GIVEN EXERCISE 1: Retype the rows from the line that contains "paragraph-high-setting: Please note" through the line that contains "bottom-rule: [48, 923, 904, 931]", keeping each character as it appears.

===== EXCERPT TO READ

What is the Best HTV
What is the Best Heat Transfer Vinyl
You probably think that all heat transfer vinyl or HTV or t-shirt vinyl is the same. Or you’ve just always bought the cheapest possible because they can’t possibly BE that much different.
If you’re like most people (and ME) , you’ve just been buying HTV from Siser or Cad Cut or FDC or one of the other heat transfer vinyl’s you just happened to find on the internet, or that came with your new cutter. (Okay, actually, FDC IS pretty good!)
Or if you’re a Cricut or Cameo user like about 10 million other people, you probably have been limited by the choices you have anyway – stuck with (pun intended) literally the world’s most expensive cost and cheapest feel vinyl on the market.
Have you ever tried weeding that stuff you can get from Michael’s or Hobby Lobby?
But whether you’re a pro making custom shirts with HTV or trying to start a real business based on your Circuit or Cameo cutters with HTV, there IS a difference in HTV brands – at least I realized that after trying Triton Heat Transfer Vinyl.
Let me tell you, then call it “Rapid Peel” for a reason!
More about Triton Vinyl in a bit, first…
What is HTV?
HTV stands for Heat Transfer Vinyl.
Basically, you load vinyl into your cutter, whether it’s a small Circuit cutter or a big Roland or Graphtec professional cutter, then cut out lettering or graphics into the vinyl.
Peel the unwanted vinyl away from your design, then apply it to a t-shirt and heat press it on (not iron it, use a heat press).
HTV most often comes in rolls for professional cutters. Usually the smallest pro roll you can get is about 15” by 5 Yards. It sometimes comes in sheets of 12” x 12” for hobby cutters like the Circuit.
It’s quite the same as the stuff you use to put designs into scrap books. It’ needs heat to make it stick permanently.
Let me say there that HTV is not the same as using a direct to garment printer or a white toner printer for t-shirt transfers. You can do full color with both of those AND you never have to “weed” your designs. It’s like magic 😊. But there are a few cool options for HTV:
Heat Transfer Vinyl isn’t limited to just solid colors, although that’s what you’ll see on sports jerseys and for MOST of the custom t-shirt made with it. It’s also used for BLING!
If you’re like me and LIKE a little bling in your life, there’s some great glitter vinyl colors available. Very sparkly. Perfect HTV for cheer mom shirts for example.
There’s also some very cool patterns available, like camo and animal prints. You can get very creative with HTV!

==========
===== DATASET RECORDS

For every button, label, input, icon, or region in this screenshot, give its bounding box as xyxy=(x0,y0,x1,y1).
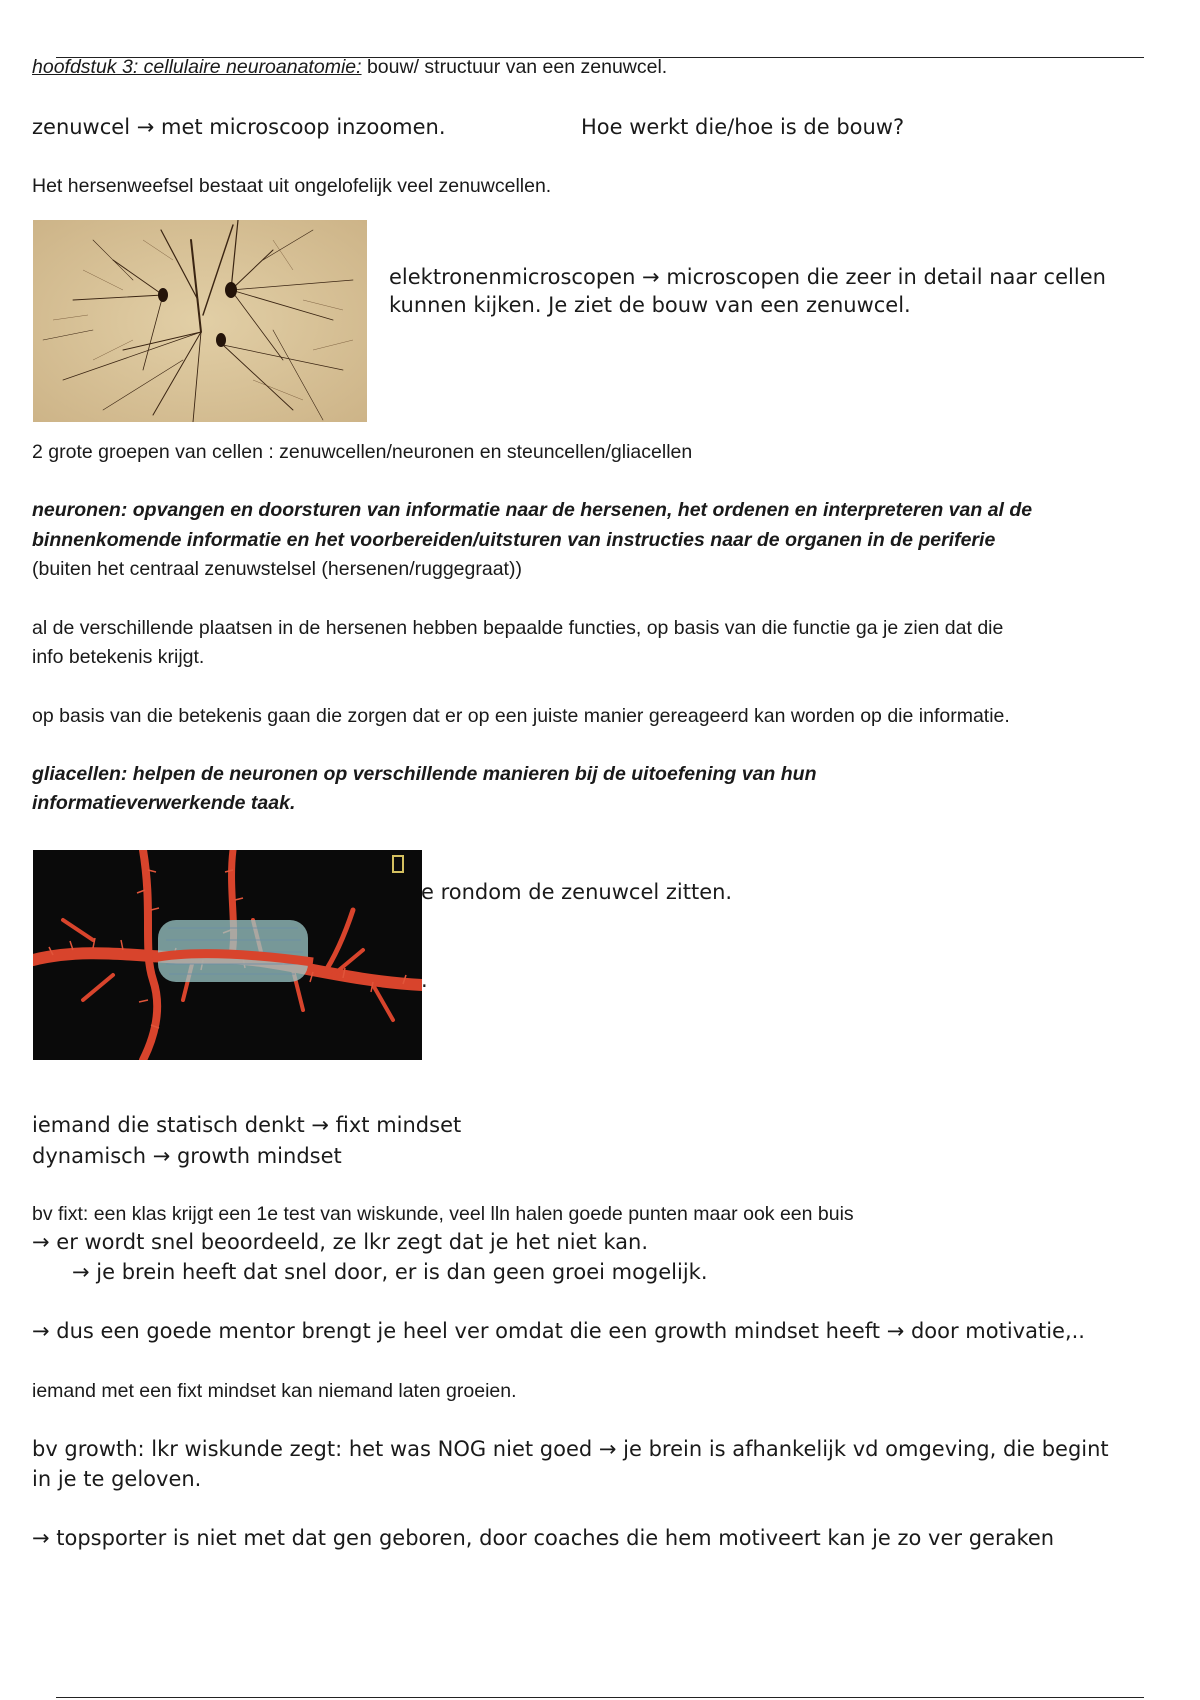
neurons-line-1: neuronen: opvangen en doorsturen van informatie naar de hersenen, het ordenen en interpreteren van al de xyxy=(32,499,1033,521)
places-line-1: al de verschillende plaatsen in de hersenen hebben bepaalde functies, op basis van die functie ga je zien dat die xyxy=(32,617,1004,639)
tissue-line: Het hersenweefsel bestaat uit ongelofelijk veel zenuwcellen. xyxy=(32,175,552,197)
glia-line-2: informatieverwerkende taak. xyxy=(32,792,296,814)
microscope-line-2: kunnen kijken. Je ziet de bouw van een zenuwcel. xyxy=(389,293,911,317)
athlete-line: → topsporter is niet met dat gen geboren, door coaches die hem motiveert kan je zo ver geraken xyxy=(32,1526,1055,1550)
zoom-line: zenuwcel → met microscoop inzoomen. xyxy=(32,115,446,139)
neuron-drawing xyxy=(33,220,367,422)
glia-cell-photo xyxy=(33,850,422,1060)
chapter-label: hoofdstuk 3: cellulaire neuroanatomie: xyxy=(32,56,362,78)
nobody-grows-line: iemand met een fixt mindset kan niemand laten groeien. xyxy=(32,1380,517,1402)
growth-line-2: in je te geloven. xyxy=(32,1467,202,1491)
fixt-example-line: bv fixt: een klas krijgt een 1e test van wiskunde, veel lln halen goede punten maar ook een buis xyxy=(32,1203,854,1225)
microscope-line-1: elektronenmicroscopen → microscopen die zeer in detail naar cellen xyxy=(389,265,1106,289)
static-mindset-line: iemand die statisch denkt → fixt mindset xyxy=(32,1113,462,1137)
cell-groups-line: 2 grote groepen van cellen : zenuwcellen/neuronen en steuncellen/gliacellen xyxy=(32,441,693,463)
judged-line: → er wordt snel beoordeeld, ze lkr zegt dat je het niet kan. xyxy=(32,1230,649,1254)
neurons-line-3: (buiten het centraal zenuwstelsel (hersenen/ruggegraat)) xyxy=(32,558,522,580)
glia-line-1: gliacellen: helpen de neuronen op verschillende manieren bij de uitoefening van hun xyxy=(32,763,817,785)
neurons-line-2: binnenkomende informatie en het voorbereiden/uitsturen van instructies naar de organen in de periferie xyxy=(32,529,996,551)
meaning-line: op basis van die betekenis gaan die zorgen dat er op een juiste manier gereageerd kan worden op die informatie. xyxy=(32,705,1010,727)
places-line-2: info betekenis krijgt. xyxy=(32,646,205,668)
bottom-rule xyxy=(56,1697,1144,1698)
growth-line-1: bv growth: lkr wiskunde zegt: het was NOG niet goed → je brein is afhankelijk vd omgeving, die begint xyxy=(32,1437,1109,1461)
neuron-microscope-photo xyxy=(33,220,367,422)
question-line: Hoe werkt die/hoe is de bouw? xyxy=(581,115,905,139)
chapter-heading xyxy=(32,56,667,79)
dynamic-mindset-line: dynamisch → growth mindset xyxy=(32,1144,342,1168)
mentor-line: → dus een goede mentor brengt je heel ver omdat die een growth mindset heeft → door motivatie,.. xyxy=(32,1319,1085,1343)
chapter-title: bouw/ structuur van een zenuwcel. xyxy=(361,56,668,78)
glia-drawing xyxy=(33,850,422,1060)
glia-caption-line-2: . xyxy=(421,968,428,992)
glia-caption-line-1: e rondom de zenuwcel zitten. xyxy=(421,880,733,904)
brain-line: → je brein heeft dat snel door, er is dan geen groei mogelijk. xyxy=(72,1260,708,1284)
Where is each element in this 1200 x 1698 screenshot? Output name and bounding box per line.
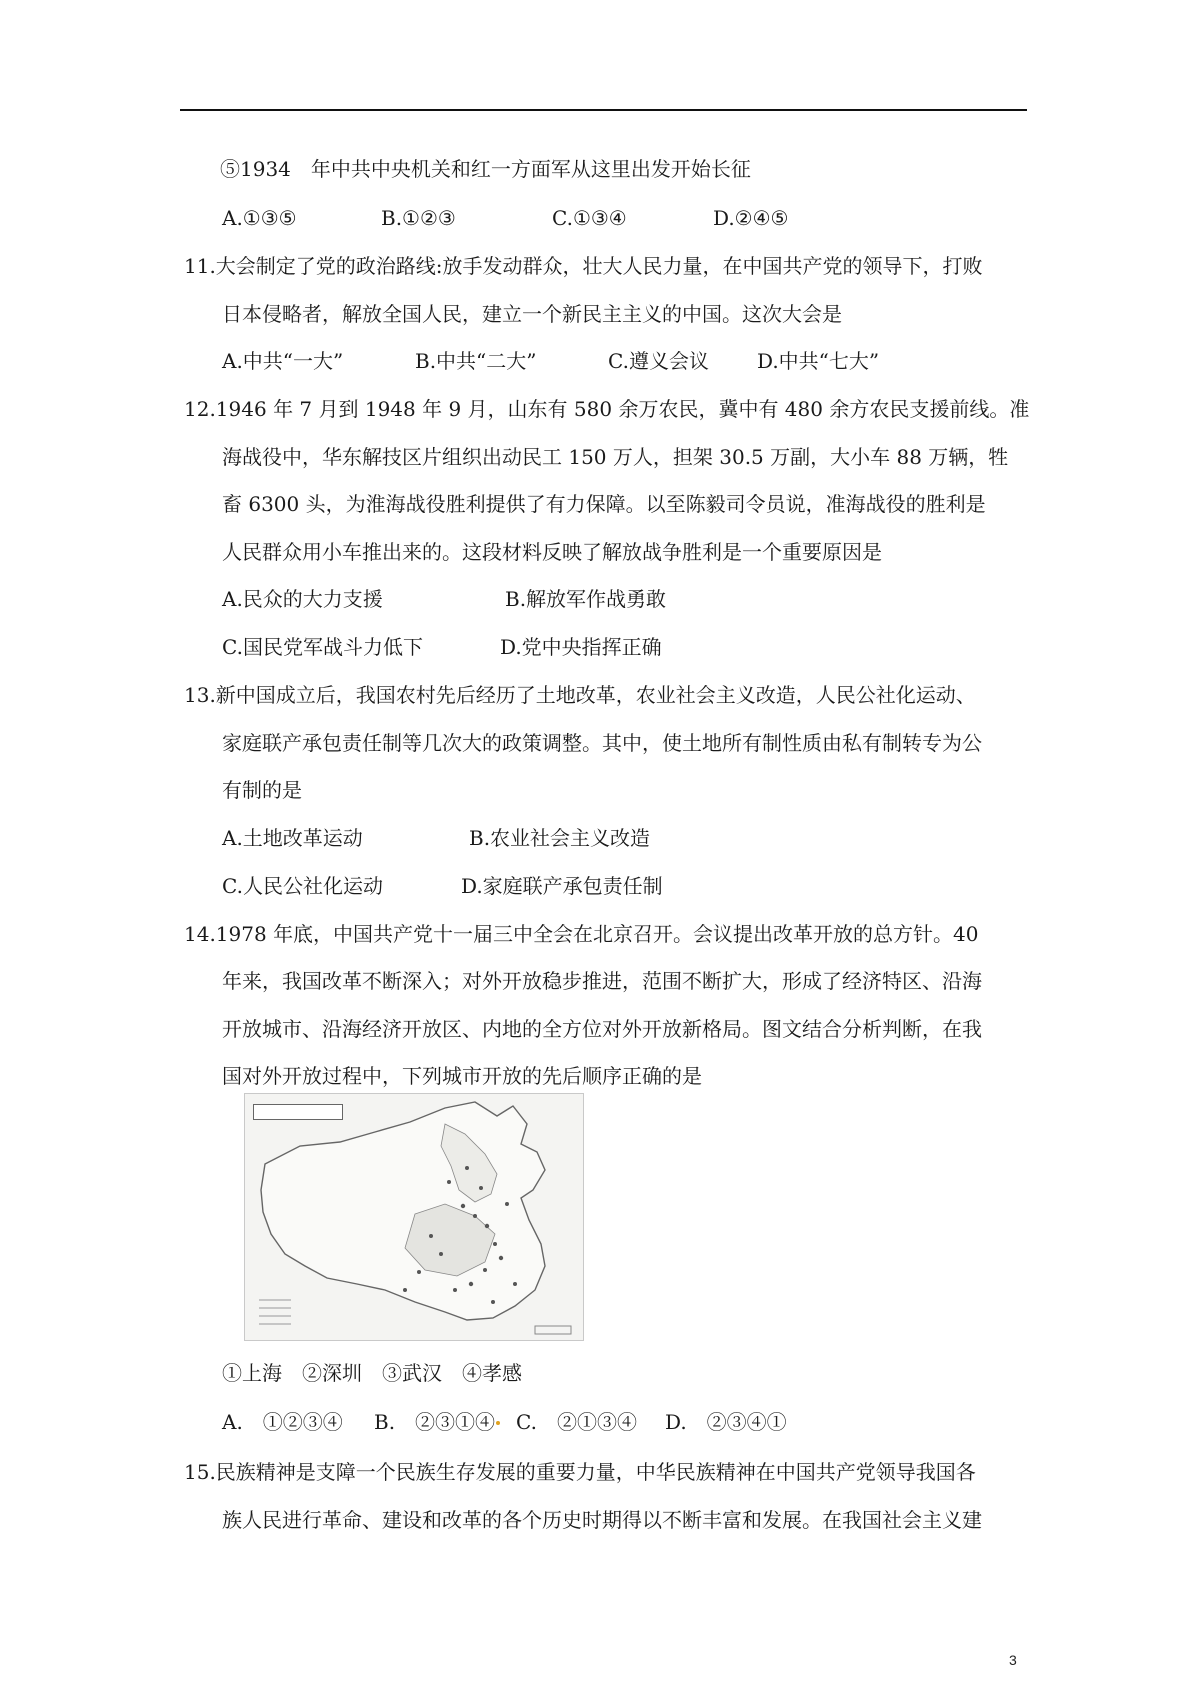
- q12-line-1: 12.1946 年 7 月到 1948 年 9 月，山东有 580 余万农民，冀中有 480 余方农民支援前线。准: [184, 397, 1030, 421]
- q12-option-b: B.解放军作战勇敢: [505, 587, 667, 611]
- china-map-icon: [245, 1094, 583, 1340]
- q13-option-a: A.土地改革运动: [222, 826, 363, 850]
- q12-line-4: 人民群众用小车推出来的。这段材料反映了解放战争胜利是一个重要原因是: [222, 540, 882, 564]
- q11-line-2: 日本侵略者，解放全国人民，建立一个新民主主义的中国。这次大会是: [222, 302, 842, 326]
- q11-option-a: A.中共“一大”: [222, 349, 344, 373]
- q15-line-1: 15.民族精神是支障一个民族生存发展的重要力量，中华民族精神在中国共产党领导我国各: [184, 1460, 976, 1484]
- q14-option-b: B. ②③①④: [374, 1410, 496, 1434]
- q12-option-d: D.党中央指挥正确: [500, 635, 662, 659]
- q11-option-d: D.中共“七大”: [757, 349, 880, 373]
- q10-option-a: A.①③⑤: [222, 206, 297, 230]
- q12-option-a: A.民众的大力支援: [222, 587, 383, 611]
- q10-option-d: D.②④⑤: [713, 206, 789, 230]
- q13-option-d: D.家庭联产承包责任制: [461, 874, 663, 898]
- q14-line-2: 年来，我国改革不断深入；对外开放稳步推进，范围不断扩大，形成了经济特区、沿海: [222, 969, 982, 993]
- q14-line-3: 开放城市、沿海经济开放区、内地的全方位对外开放新格局。图文结合分析判断，在我: [222, 1017, 982, 1041]
- stray-mark: [496, 1421, 500, 1425]
- q13-line-2: 家庭联产承包责任制等几次大的政策调整。其中，使土地所有制性质由私有制转专为公: [222, 731, 982, 755]
- q11-option-b: B.中共“二大”: [415, 349, 537, 373]
- q10-option-b: B.①②③: [381, 206, 456, 230]
- q13-option-b: B.农业社会主义改造: [469, 826, 651, 850]
- opening-map-figure: [244, 1093, 584, 1341]
- q14-line-4: 国对外开放过程中，下列城市开放的先后顺序正确的是: [222, 1064, 702, 1088]
- header-rule: [180, 109, 1027, 111]
- q13-line-3: 有制的是: [222, 778, 302, 802]
- q13-line-1: 13.新中国成立后，我国农村先后经历了土地改革，农业社会主义改造，人民公社化运动、: [184, 683, 976, 707]
- q11-option-c: C.遵义会议: [608, 349, 709, 373]
- q14-option-d: D. ②③④①: [665, 1410, 787, 1434]
- q12-line-2: 海战役中，华东解技区片组织出动民工 150 万人，担架 30.5 万副，大小车 88 万辆，牲: [222, 445, 1009, 469]
- q15-line-2: 族人民进行革命、建设和改革的各个历史时期得以不断丰富和发展。在我国社会主义建: [222, 1508, 982, 1532]
- q12-option-c: C.国民党军战斗力低下: [222, 635, 423, 659]
- q14-items: ①上海 ②深圳 ③武汉 ④孝感: [222, 1361, 522, 1385]
- q10-option-c: C.①③④: [552, 206, 627, 230]
- q10-item-5: ⑤1934 年中共中央机关和红一方面军从这里出发开始长征: [220, 157, 751, 181]
- q11-line-1: 11.大会制定了党的政治路线:放手发动群众，壮大人民力量，在中国共产党的领导下，打败: [184, 254, 983, 278]
- q12-line-3: 畜 6300 头，为淮海战役胜利提供了有力保障。以至陈毅司令员说，准海战役的胜利是: [222, 492, 986, 516]
- q14-line-1: 14.1978 年底，中国共产党十一届三中全会在北京召开。会议提出改革开放的总方针。40: [184, 922, 979, 946]
- q13-option-c: C.人民公社化运动: [222, 874, 383, 898]
- q14-option-c: C. ②①③④: [516, 1410, 637, 1434]
- q14-option-a: A. ①②③④: [222, 1410, 343, 1434]
- page-number: 3: [1009, 1652, 1017, 1668]
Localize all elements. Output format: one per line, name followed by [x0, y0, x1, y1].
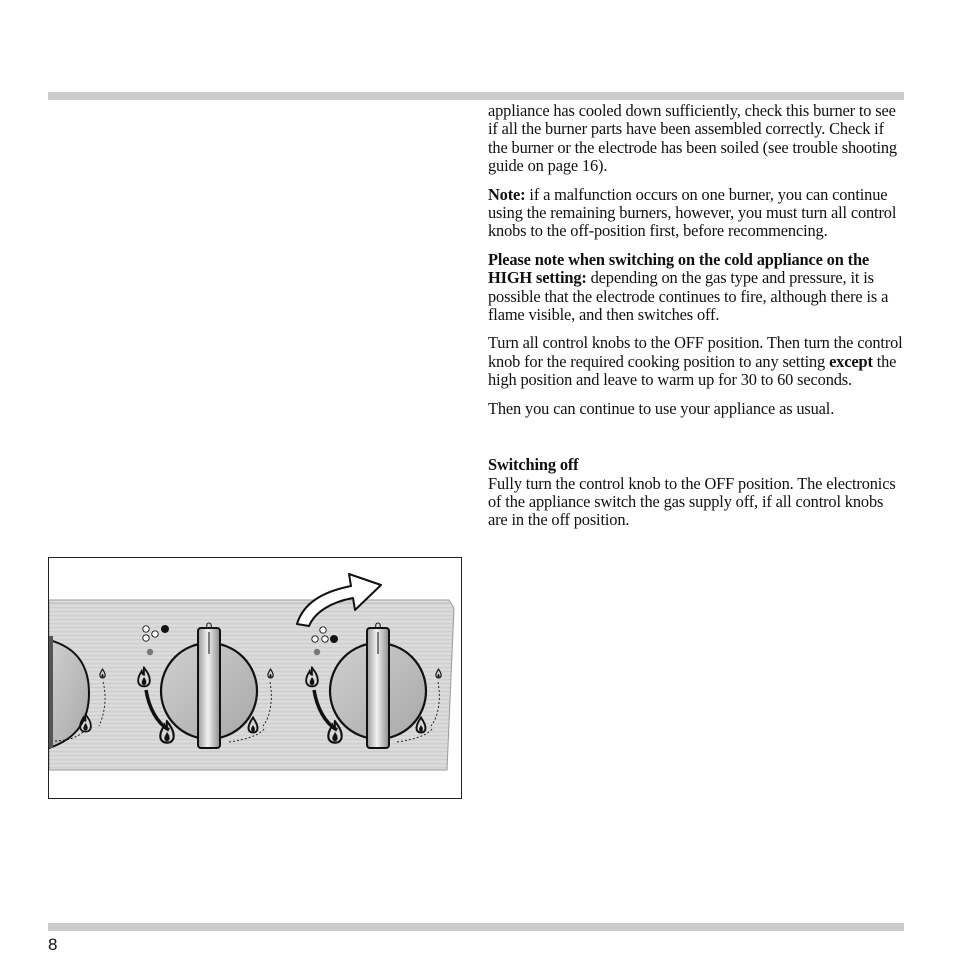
paragraph-high-setting: Please note when switching on the cold appliance on the HIGH setting: depending on the gas type and pressure, it is possible that the electrode continues to fire, although there is a flame visible, and then switches off.: [488, 249, 889, 325]
bottom-rule: [48, 923, 904, 931]
paragraph-1: appliance has cooled down sufficiently, check this burner to see if all the burner parts have been assembled correctly. Check if the burner or the electrode has been soiled (see trouble shooting guide on page 16).: [488, 101, 897, 176]
switching-off-text: Fully turn the control knob to the OFF position. The electronics of the appliance switch the gas supply off, if all control knobs are in the off position.: [488, 473, 896, 530]
switching-off-heading: Switching off: [488, 455, 579, 475]
paragraph-continue: Then you can continue to use your appliance as usual.: [488, 398, 835, 418]
text-column: [488, 102, 906, 540]
section-gap: [488, 428, 906, 456]
paragraph-note: Note: if a malfunction occurs on one burner, you can continue using the remaining burners, however, you must turn all control knobs to the off-position first, before recommencing.: [488, 184, 897, 241]
control-panel-drawing: [49, 558, 462, 799]
page-number: 8: [48, 935, 58, 954]
paragraph-turn-knobs: Turn all control knobs to the OFF position. Then turn the control knob for the required cooking position to any setting except the high position and leave to warm up for 30 to 60 seconds.: [488, 333, 903, 390]
control-knob-illustration: [48, 557, 462, 799]
top-rule: [48, 92, 904, 100]
switching-off-section: [488, 456, 906, 530]
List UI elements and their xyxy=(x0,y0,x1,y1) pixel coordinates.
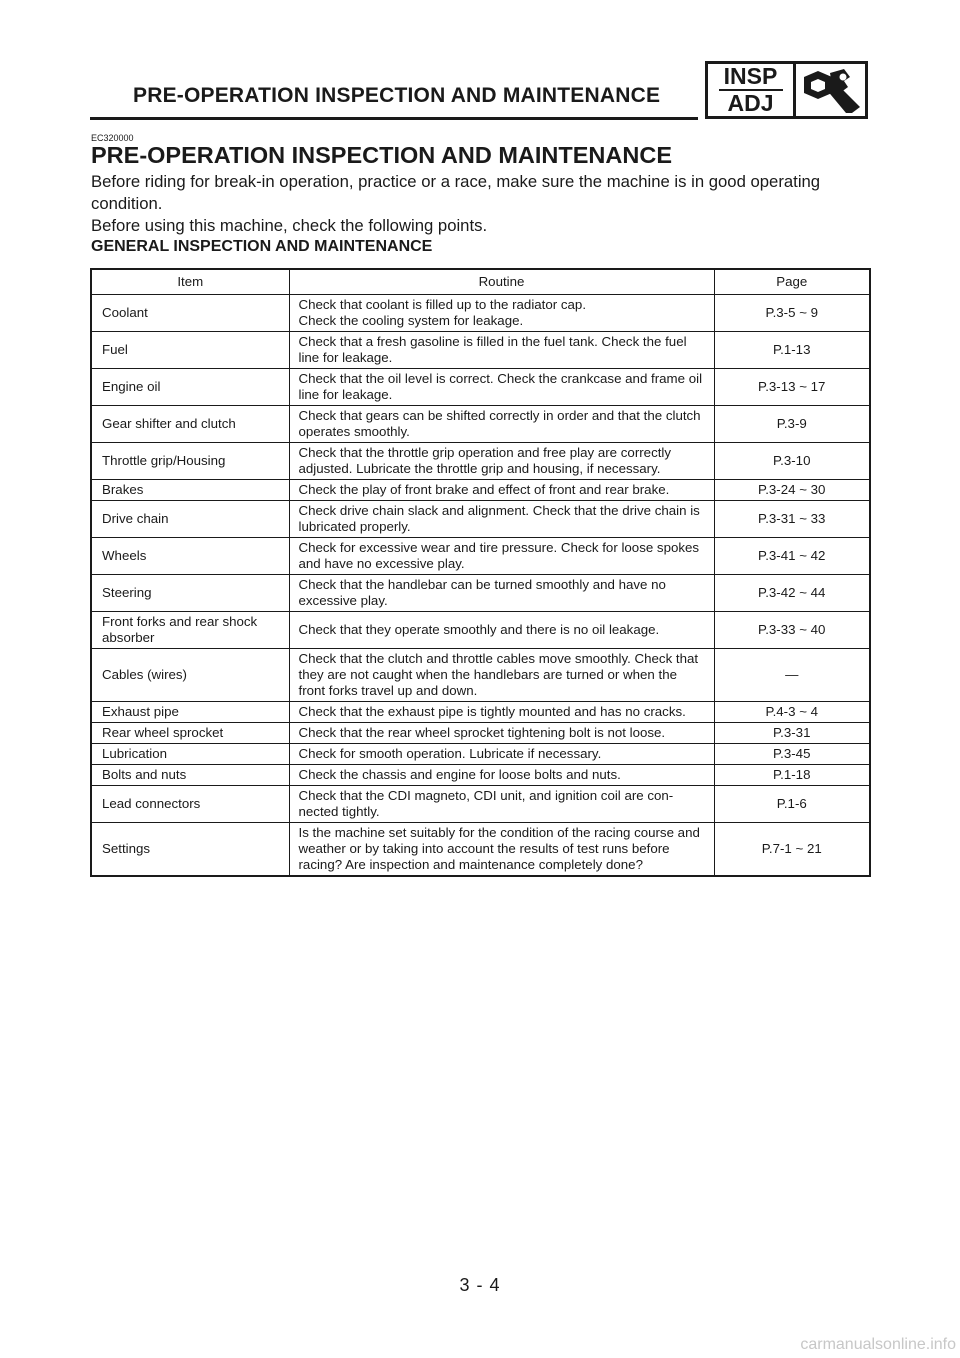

==========

GIVEN EXERCISE 2: Name every brand of heat transfer vinyl that the article on heat transfer vinyl mentions.

WORKED ANSWER 1:
paragraph-high-setting: Please note when switching on the cold appliance on the HIGH setting: depending on the gas type and pressure, it is possible that the electrode continues to fire, although there is a flame visible, and then switches off.: [488, 249, 889, 325]
bottom-rule: [48, 923, 904, 931]

WORKED ANSWER 2:
Siser
Cad Cut
FDC
Triton